Problem: List every country that the news item on the slow loris trafficking meeting names to describe where slow lorises are found across Asia.

───── Selected excerpt ─────

Slow lorises the focus of wildlife trafficking meeting
Sukabumi, Indonesia, 25th January 2013—more than 50 delegates from government agencies, academia, non-government organizations and rescue centres met earlier this month in Sukabumi to take a fresh look at the challenges in tackling wildlife trafficking in South-East Asia.
The meeting in the Cikananga wildlife rescue centre on Java focused on the illegal trade in Indonesia’s lesser known nocturnal species, in particular slow lorises.
Slow lorises are found throughout Asia, ranging from India and China south to Indonesia and the Philippines. Indonesia is home to six of the eight species, including the recently described Kayan Slow Loris.
Although protected in 13 range States and banned from commercial international trade through CITES (the Convention on International Trade in Endangered Species of Wild Fauna and Flora), slow lorises are threatened by habitat destruction and increasingly by the illegal pet trade—stimulated in part by their regular appearance in online videos.
Participants learned about the scale of the wildlife trade in Indonesia, sparking frank discussions about the challenges faced by Indonesian authorities when confronted with large scale trade in protected species. Participants viewed many of the confiscated animals in the rescue centre and afterwards carried out a survey of the animal markets in Jakarta, finding no fewer than 31 slow lorises illegally offered for sale.
Dr Chris R. Shepherd, Deputy Regional Director of TRAFIC in South-East Asia said: “Indonesia is home to the greatest number of threatened mammal species in the world, many of them at risk because of illegal and/or unsustainable trade.”
“It is essential that laws protecting wildlife in Indonesia are put into action, and the activities of illegal traders in the markets of Jakarta and beyond closed down. Seizing animals without prosecuting the offending traders does not serve as a deterrent—it merely results in rescue centres becoming over-burdened, while the traders look elsewhere to replenish their stock.”
Workshop participants agreed on the need for a slow loris conservation action strategy for South-East Asia, combining improved enforcement efforts with raising awareness amongst purchasers to reduce the demand for keeping wild animals as pets.
According to Anna Nekaris, Professor in primate conservation at Oxford Brookes University: “It was inspiring to see participants from a variety of countries and backgrounds united in their desire to tackle the illegal trade in slow lorises–a group of species that until recently was considered rather insignificant in the conservation world.”

───── Study material ─────

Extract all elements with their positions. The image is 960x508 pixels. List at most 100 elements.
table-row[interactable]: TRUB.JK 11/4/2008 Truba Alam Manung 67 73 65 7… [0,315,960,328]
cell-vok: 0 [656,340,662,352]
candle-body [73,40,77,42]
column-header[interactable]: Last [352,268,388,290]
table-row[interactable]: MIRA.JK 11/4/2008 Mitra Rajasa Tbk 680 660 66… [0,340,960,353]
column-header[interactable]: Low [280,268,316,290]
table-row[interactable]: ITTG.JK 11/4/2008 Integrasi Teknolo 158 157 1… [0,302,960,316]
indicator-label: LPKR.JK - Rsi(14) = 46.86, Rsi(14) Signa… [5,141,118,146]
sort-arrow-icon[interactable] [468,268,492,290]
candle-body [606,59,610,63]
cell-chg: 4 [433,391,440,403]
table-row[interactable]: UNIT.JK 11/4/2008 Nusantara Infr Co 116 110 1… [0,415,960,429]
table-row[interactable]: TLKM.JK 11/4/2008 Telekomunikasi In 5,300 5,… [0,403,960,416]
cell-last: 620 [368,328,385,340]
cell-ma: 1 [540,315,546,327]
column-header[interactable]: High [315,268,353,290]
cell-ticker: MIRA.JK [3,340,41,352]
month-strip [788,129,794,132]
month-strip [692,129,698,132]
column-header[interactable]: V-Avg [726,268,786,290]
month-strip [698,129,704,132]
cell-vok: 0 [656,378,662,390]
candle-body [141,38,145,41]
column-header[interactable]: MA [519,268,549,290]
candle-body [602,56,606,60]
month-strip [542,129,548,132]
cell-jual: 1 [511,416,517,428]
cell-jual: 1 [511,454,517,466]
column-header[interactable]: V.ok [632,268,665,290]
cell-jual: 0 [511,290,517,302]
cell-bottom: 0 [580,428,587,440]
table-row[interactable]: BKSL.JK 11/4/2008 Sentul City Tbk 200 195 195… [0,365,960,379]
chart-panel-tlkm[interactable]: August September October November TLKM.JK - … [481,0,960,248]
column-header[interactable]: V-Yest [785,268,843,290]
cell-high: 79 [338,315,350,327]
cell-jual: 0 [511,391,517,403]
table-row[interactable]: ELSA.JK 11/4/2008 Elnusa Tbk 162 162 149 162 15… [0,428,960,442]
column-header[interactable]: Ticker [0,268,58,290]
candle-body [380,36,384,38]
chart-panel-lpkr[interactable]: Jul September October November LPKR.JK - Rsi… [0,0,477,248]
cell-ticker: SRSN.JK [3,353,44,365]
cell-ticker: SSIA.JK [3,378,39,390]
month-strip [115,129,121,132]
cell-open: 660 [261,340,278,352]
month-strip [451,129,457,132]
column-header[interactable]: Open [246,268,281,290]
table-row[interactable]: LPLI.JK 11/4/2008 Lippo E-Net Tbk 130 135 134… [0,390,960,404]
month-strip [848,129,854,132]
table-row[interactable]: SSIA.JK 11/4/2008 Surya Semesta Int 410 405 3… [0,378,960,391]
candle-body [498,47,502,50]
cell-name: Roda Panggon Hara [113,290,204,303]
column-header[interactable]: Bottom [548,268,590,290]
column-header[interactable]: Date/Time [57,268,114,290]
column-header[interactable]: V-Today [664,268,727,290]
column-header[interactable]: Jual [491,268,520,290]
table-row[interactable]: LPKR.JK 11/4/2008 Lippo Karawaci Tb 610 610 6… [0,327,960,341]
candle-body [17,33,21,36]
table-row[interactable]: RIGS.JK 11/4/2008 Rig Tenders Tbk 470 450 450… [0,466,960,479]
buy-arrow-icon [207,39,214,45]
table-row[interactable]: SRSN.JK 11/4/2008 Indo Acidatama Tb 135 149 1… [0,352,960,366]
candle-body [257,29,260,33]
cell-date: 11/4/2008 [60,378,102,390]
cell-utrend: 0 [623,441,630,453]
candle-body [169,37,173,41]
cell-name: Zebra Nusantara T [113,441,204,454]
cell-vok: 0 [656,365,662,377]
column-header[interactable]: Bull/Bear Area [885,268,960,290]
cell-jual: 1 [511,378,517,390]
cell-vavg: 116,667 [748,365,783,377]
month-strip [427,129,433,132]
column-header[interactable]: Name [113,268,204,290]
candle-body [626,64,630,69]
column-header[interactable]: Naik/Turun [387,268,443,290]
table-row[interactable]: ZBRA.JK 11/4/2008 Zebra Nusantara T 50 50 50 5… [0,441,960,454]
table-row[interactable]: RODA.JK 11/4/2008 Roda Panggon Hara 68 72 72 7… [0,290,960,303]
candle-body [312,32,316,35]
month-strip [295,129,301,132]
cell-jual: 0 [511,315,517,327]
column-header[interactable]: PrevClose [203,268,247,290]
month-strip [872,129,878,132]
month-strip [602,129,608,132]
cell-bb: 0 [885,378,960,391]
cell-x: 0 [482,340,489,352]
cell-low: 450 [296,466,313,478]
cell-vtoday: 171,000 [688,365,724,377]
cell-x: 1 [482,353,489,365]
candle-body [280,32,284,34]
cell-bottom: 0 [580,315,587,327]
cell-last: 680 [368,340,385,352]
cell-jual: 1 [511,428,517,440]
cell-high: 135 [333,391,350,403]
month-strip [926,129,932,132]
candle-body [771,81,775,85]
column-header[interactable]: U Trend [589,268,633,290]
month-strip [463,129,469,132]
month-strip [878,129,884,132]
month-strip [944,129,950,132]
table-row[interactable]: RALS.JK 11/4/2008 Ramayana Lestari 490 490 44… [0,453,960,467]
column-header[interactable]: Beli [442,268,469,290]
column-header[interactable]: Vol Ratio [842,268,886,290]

─────

Problem solution: India, China, Indonesia, the Philippines